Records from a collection
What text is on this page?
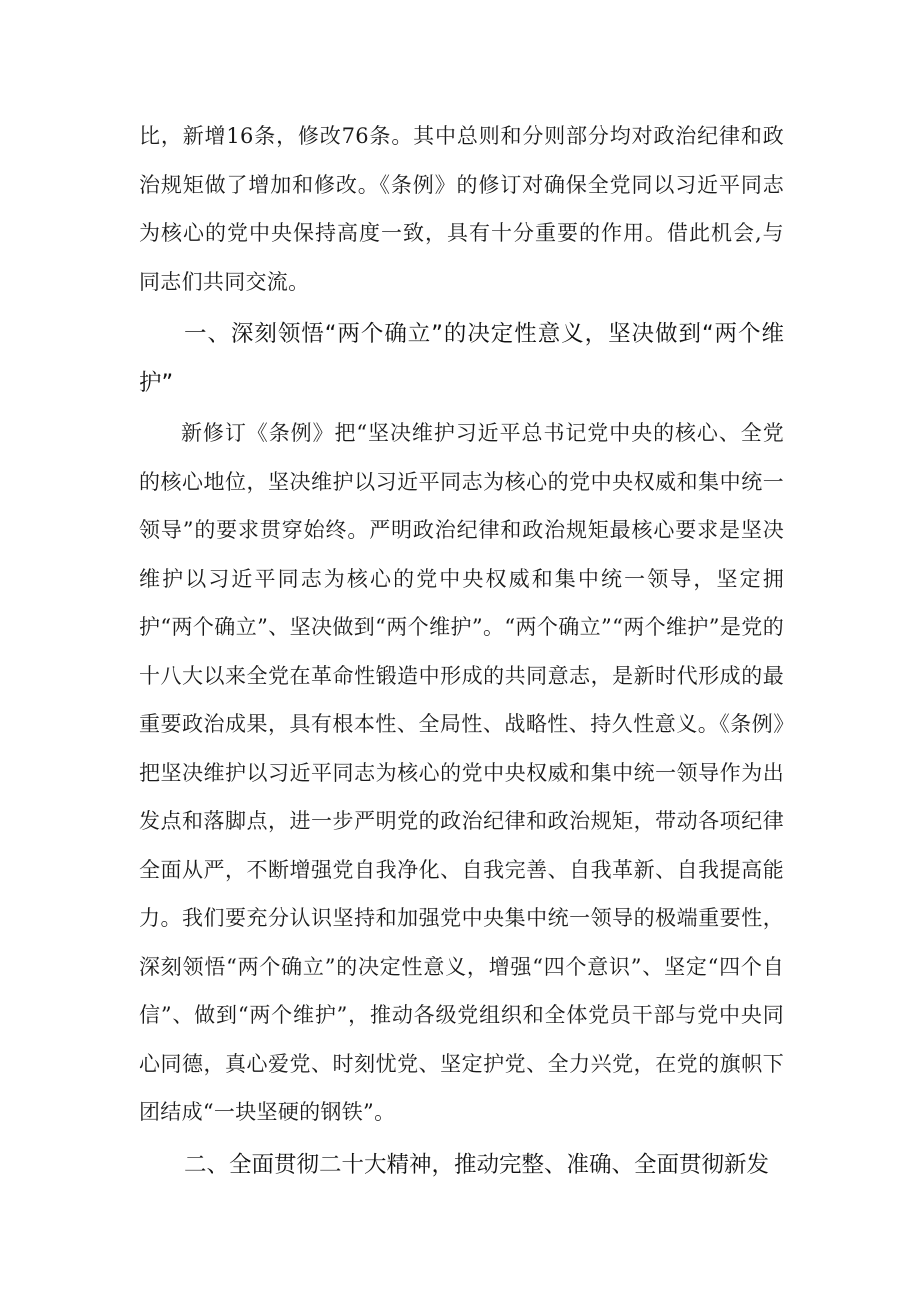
比，新增16条，修改76条。其中总则和分则部分均对政治纪律和政治规矩做了增加和修改。《条例》的修订对确保全党同以习近平同志为核心的党中央保持高度一致，具有十分重要的作用。借此机会,与同志们共同交流。

一、深刻领悟“两个确立”的决定性意义，坚决做到“两个维护”

新修订《条例》把“坚决维护习近平总书记党中央的核心、全党的核心地位，坚决维护以习近平同志为核心的党中央权威和集中统一领导”的要求贯穿始终。严明政治纪律和政治规矩最核心要求是坚决维护以习近平同志为核心的党中央权威和集中统一领导，坚定拥护“两个确立”、坚决做到“两个维护”。“两个确立”“两个维护”是党的十八大以来全党在革命性锻造中形成的共同意志，是新时代形成的最重要政治成果，具有根本性、全局性、战略性、持久性意义。《条例》把坚决维护以习近平同志为核心的党中央权威和集中统一领导作为出发点和落脚点，进一步严明党的政治纪律和政治规矩，带动各项纪律全面从严，不断增强党自我净化、自我完善、自我革新、自我提高能力。我们要充分认识坚持和加强党中央集中统一领导的极端重要性，深刻领悟“两个确立”的决定性意义，增强“四个意识”、坚定“四个自信”、做到“两个维护”，推动各级党组织和全体党员干部与党中央同心同德，真心爱党、时刻忧党、坚定护党、全力兴党，在党的旗帜下团结成“一块坚硬的钢铁”。

二、全面贯彻二十大精神，推动完整、准确、全面贯彻新发
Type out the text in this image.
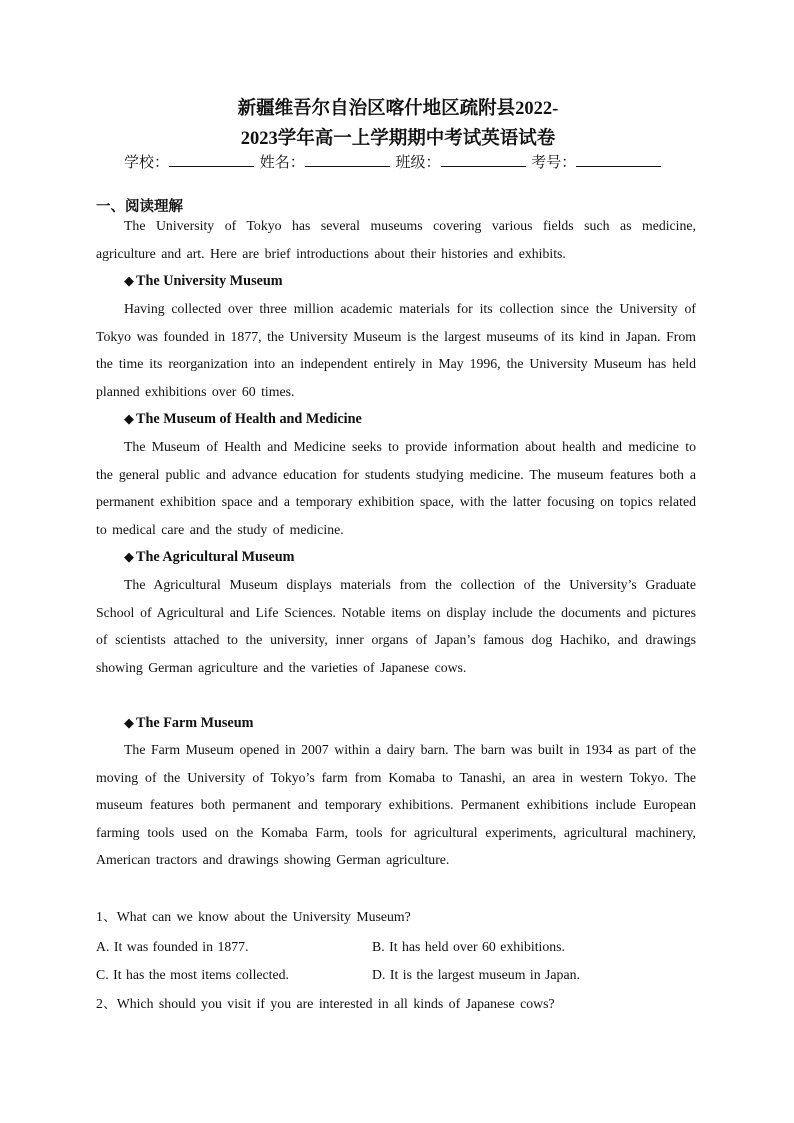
新疆维吾尔自治区喀什地区疏附县2022-
2023学年高一上学期期中考试英语试卷
学校：	姓名：	班级：	考号：
一、阅读理解
The University of Tokyo has several museums covering various fields such as medicine, agriculture and art. Here are brief introductions about their histories and exhibits.
◆ The University Museum
Having collected over three million academic materials for its collection since the University of Tokyo was founded in 1877, the University Museum is the largest museums of its kind in Japan. From the time its reorganization into an independent entirely in May 1996, the University Museum has held planned exhibitions over 60 times.
◆ The Museum of Health and Medicine
The Museum of Health and Medicine seeks to provide information about health and medicine to the general public and advance education for students studying medicine. The museum features both a permanent exhibition space and a temporary exhibition space, with the latter focusing on topics related to medical care and the study of medicine.
◆ The Agricultural Museum
The Agricultural Museum displays materials from the collection of the University’s Graduate School of Agricultural and Life Sciences. Notable items on display include the documents and pictures of scientists attached to the university, inner organs of Japan’s famous dog Hachiko, and drawings showing German agriculture and the varieties of Japanese cows.
◆ The Farm Museum
The Farm Museum opened in 2007 within a dairy barn. The barn was built in 1934 as part of the moving of the University of Tokyo’s farm from Komaba to Tanashi, an area in western Tokyo. The museum features both permanent and temporary exhibitions. Permanent exhibitions include European farming tools used on the Komaba Farm, tools for agricultural experiments, agricultural machinery, American tractors and drawings showing German agriculture.
1、What can we know about the University Museum?
A. It was founded in 1877.	B. It has held over 60 exhibitions.
C. It has the most items collected.	D. It is the largest museum in Japan.
2、Which should you visit if you are interested in all kinds of Japanese cows?
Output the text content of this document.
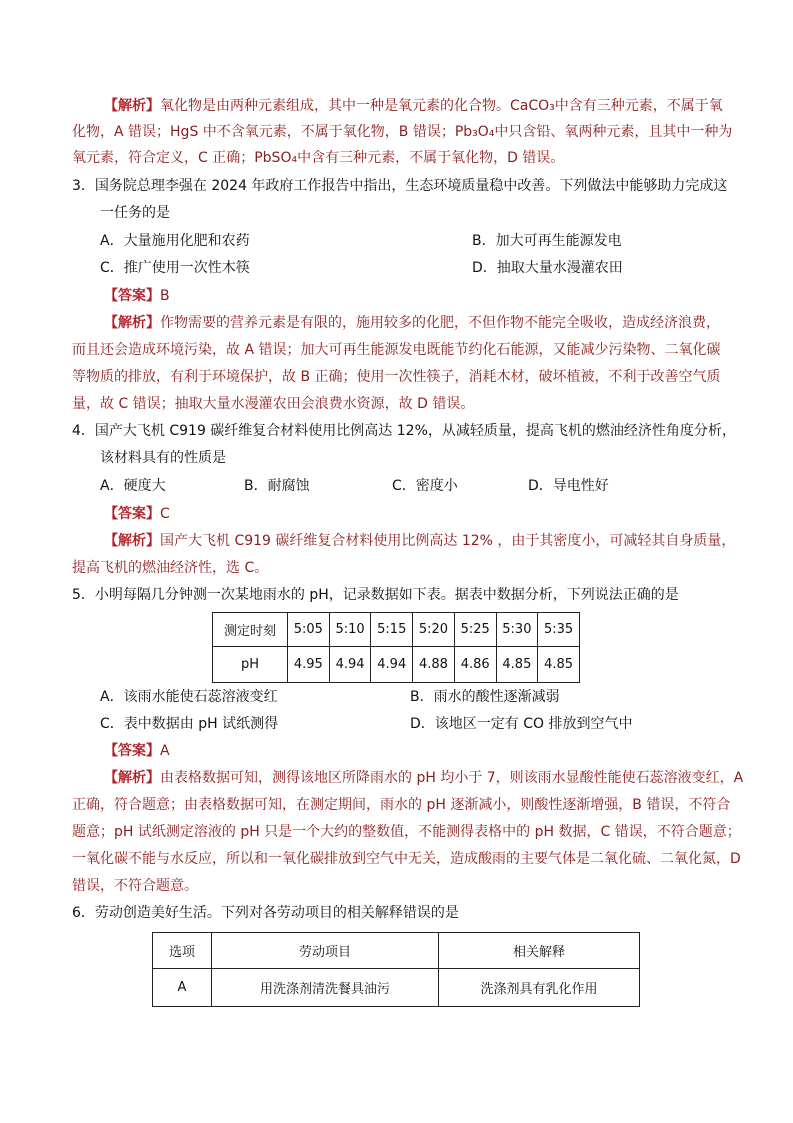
【解析】氧化物是由两种元素组成，其中一种是氧元素的化合物。CaCO₃中含有三种元素，不属于氧
化物，A 错误；HgS 中不含氧元素，不属于氧化物，B 错误；Pb₃O₄中只含铅、氧两种元素，且其中一种为
氧元素，符合定义，C 正确；PbSO₄中含有三种元素，不属于氧化物，D 错误。
3．国务院总理李强在 2024 年政府工作报告中指出，生态环境质量稳中改善。下列做法中能够助力完成这
一任务的是
A．大量施用化肥和农药	B．加大可再生能源发电
C．推广使用一次性木筷	D．抽取大量水漫灌农田
【答案】B
【解析】作物需要的营养元素是有限的，施用较多的化肥，不但作物不能完全吸收，造成经济浪费，
而且还会造成环境污染，故 A 错误；加大可再生能源发电既能节约化石能源，又能减少污染物、二氧化碳
等物质的排放，有利于环境保护，故 B 正确；使用一次性筷子，消耗木材，破坏植被，不利于改善空气质
量，故 C 错误；抽取大量水漫灌农田会浪费水资源，故 D 错误。
4．国产大飞机 C919 碳纤维复合材料使用比例高达 12%，从减轻质量，提高飞机的燃油经济性角度分析，
该材料具有的性质是
A．硬度大	B．耐腐蚀	C．密度小	D．导电性好
【答案】C
【解析】国产大飞机 C919 碳纤维复合材料使用比例高达 12% ，由于其密度小，可减轻其自身质量，
提高飞机的燃油经济性，选 C。
5．小明每隔几分钟测一次某地雨水的 pH，记录数据如下表。据表中数据分析，下列说法正确的是
测定时刻	5:05	5:10	5:15	5:20	5:25	5:30	5:35
pH	4.95	4.94	4.94	4.88	4.86	4.85	4.85
A．该雨水能使石蕊溶液变红	B．雨水的酸性逐渐减弱
C．表中数据由 pH 试纸测得	D．该地区一定有 CO 排放到空气中
【答案】A
【解析】由表格数据可知，测得该地区所降雨水的 pH 均小于 7，则该雨水显酸性能使石蕊溶液变红，A
正确，符合题意；由表格数据可知，在测定期间，雨水的 pH 逐渐减小，则酸性逐渐增强，B 错误，不符合
题意；pH 试纸测定溶液的 pH 只是一个大约的整数值，不能测得表格中的 pH 数据，C 错误，不符合题意；
一氧化碳不能与水反应，所以和一氧化碳排放到空气中无关，造成酸雨的主要气体是二氧化硫、二氧化氮，D
错误，不符合题意。
6．劳动创造美好生活。下列对各劳动项目的相关解释错误的是
选项	劳动项目	相关解释
A	用洗涤剂清洗餐具油污	洗涤剂具有乳化作用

# WORK REQUIRED
Print each record exactly as it stands, leaving the images out.

# WRITTEN RESPONSE
What text is on this page?
比，新增16条，修改76条。其中总则和分则部分均对政治纪律和政治规矩做了增加和修改。《条例》的修订对确保全党同以习近平同志为核心的党中央保持高度一致，具有十分重要的作用。借此机会,与同志们共同交流。

一、深刻领悟“两个确立”的决定性意义，坚决做到“两个维护”

新修订《条例》把“坚决维护习近平总书记党中央的核心、全党的核心地位，坚决维护以习近平同志为核心的党中央权威和集中统一领导”的要求贯穿始终。严明政治纪律和政治规矩最核心要求是坚决维护以习近平同志为核心的党中央权威和集中统一领导，坚定拥护“两个确立”、坚决做到“两个维护”。“两个确立”“两个维护”是党的十八大以来全党在革命性锻造中形成的共同意志，是新时代形成的最重要政治成果，具有根本性、全局性、战略性、持久性意义。《条例》把坚决维护以习近平同志为核心的党中央权威和集中统一领导作为出发点和落脚点，进一步严明党的政治纪律和政治规矩，带动各项纪律全面从严，不断增强党自我净化、自我完善、自我革新、自我提高能力。我们要充分认识坚持和加强党中央集中统一领导的极端重要性，深刻领悟“两个确立”的决定性意义，增强“四个意识”、坚定“四个自信”、做到“两个维护”，推动各级党组织和全体党员干部与党中央同心同德，真心爱党、时刻忧党、坚定护党、全力兴党，在党的旗帜下团结成“一块坚硬的钢铁”。

二、全面贯彻二十大精神，推动完整、准确、全面贯彻新发
Type out the text in this image.
新疆维吾尔自治区喀什地区疏附县2022-
2023学年高一上学期期中考试英语试卷
学校：	姓名：	班级：	考号：
一、阅读理解
The University of Tokyo has several museums covering various fields such as medicine, agriculture and art. Here are brief introductions about their histories and exhibits.
◆ The University Museum
Having collected over three million academic materials for its collection since the University of Tokyo was founded in 1877, the University Museum is the largest museums of its kind in Japan. From the time its reorganization into an independent entirely in May 1996, the University Museum has held planned exhibitions over 60 times.
◆ The Museum of Health and Medicine
The Museum of Health and Medicine seeks to provide information about health and medicine to the general public and advance education for students studying medicine. The museum features both a permanent exhibition space and a temporary exhibition space, with the latter focusing on topics related to medical care and the study of medicine.
◆ The Agricultural Museum
The Agricultural Museum displays materials from the collection of the University’s Graduate School of Agricultural and Life Sciences. Notable items on display include the documents and pictures of scientists attached to the university, inner organs of Japan’s famous dog Hachiko, and drawings showing German agriculture and the varieties of Japanese cows.
◆ The Farm Museum
The Farm Museum opened in 2007 within a dairy barn. The barn was built in 1934 as part of the moving of the University of Tokyo’s farm from Komaba to Tanashi, an area in western Tokyo. The museum features both permanent and temporary exhibitions. Permanent exhibitions include European farming tools used on the Komaba Farm, tools for agricultural experiments, agricultural machinery, American tractors and drawings showing German agriculture.
1、What can we know about the University Museum?
A. It was founded in 1877.	B. It has held over 60 exhibitions.
C. It has the most items collected.	D. It is the largest museum in Japan.
2、Which should you visit if you are interested in all kinds of Japanese cows?
Output the text content of this document.
【解析】氧化物是由两种元素组成，其中一种是氧元素的化合物。CaCO₃中含有三种元素，不属于氧
化物，A 错误；HgS 中不含氧元素，不属于氧化物，B 错误；Pb₃O₄中只含铅、氧两种元素，且其中一种为
氧元素，符合定义，C 正确；PbSO₄中含有三种元素，不属于氧化物，D 错误。
3．国务院总理李强在 2024 年政府工作报告中指出，生态环境质量稳中改善。下列做法中能够助力完成这
一任务的是
A．大量施用化肥和农药	B．加大可再生能源发电
C．推广使用一次性木筷	D．抽取大量水漫灌农田
【答案】B
【解析】作物需要的营养元素是有限的，施用较多的化肥，不但作物不能完全吸收，造成经济浪费，
而且还会造成环境污染，故 A 错误；加大可再生能源发电既能节约化石能源，又能减少污染物、二氧化碳
等物质的排放，有利于环境保护，故 B 正确；使用一次性筷子，消耗木材，破坏植被，不利于改善空气质
量，故 C 错误；抽取大量水漫灌农田会浪费水资源，故 D 错误。
4．国产大飞机 C919 碳纤维复合材料使用比例高达 12%，从减轻质量，提高飞机的燃油经济性角度分析，
该材料具有的性质是
A．硬度大	B．耐腐蚀	C．密度小	D．导电性好
【答案】C
【解析】国产大飞机 C919 碳纤维复合材料使用比例高达 12% ，由于其密度小，可减轻其自身质量，
提高飞机的燃油经济性，选 C。
5．小明每隔几分钟测一次某地雨水的 pH，记录数据如下表。据表中数据分析，下列说法正确的是
测定时刻	5:05	5:10	5:15	5:20	5:25	5:30	5:35
pH	4.95	4.94	4.94	4.88	4.86	4.85	4.85
A．该雨水能使石蕊溶液变红	B．雨水的酸性逐渐减弱
C．表中数据由 pH 试纸测得	D．该地区一定有 CO 排放到空气中
【答案】A
【解析】由表格数据可知，测得该地区所降雨水的 pH 均小于 7，则该雨水显酸性能使石蕊溶液变红，A
正确，符合题意；由表格数据可知，在测定期间，雨水的 pH 逐渐减小，则酸性逐渐增强，B 错误，不符合
题意；pH 试纸测定溶液的 pH 只是一个大约的整数值，不能测得表格中的 pH 数据，C 错误，不符合题意；
一氧化碳不能与水反应，所以和一氧化碳排放到空气中无关，造成酸雨的主要气体是二氧化硫、二氧化氮，D
错误，不符合题意。
6．劳动创造美好生活。下列对各劳动项目的相关解释错误的是
选项	劳动项目	相关解释
A	用洗涤剂清洗餐具油污	洗涤剂具有乳化作用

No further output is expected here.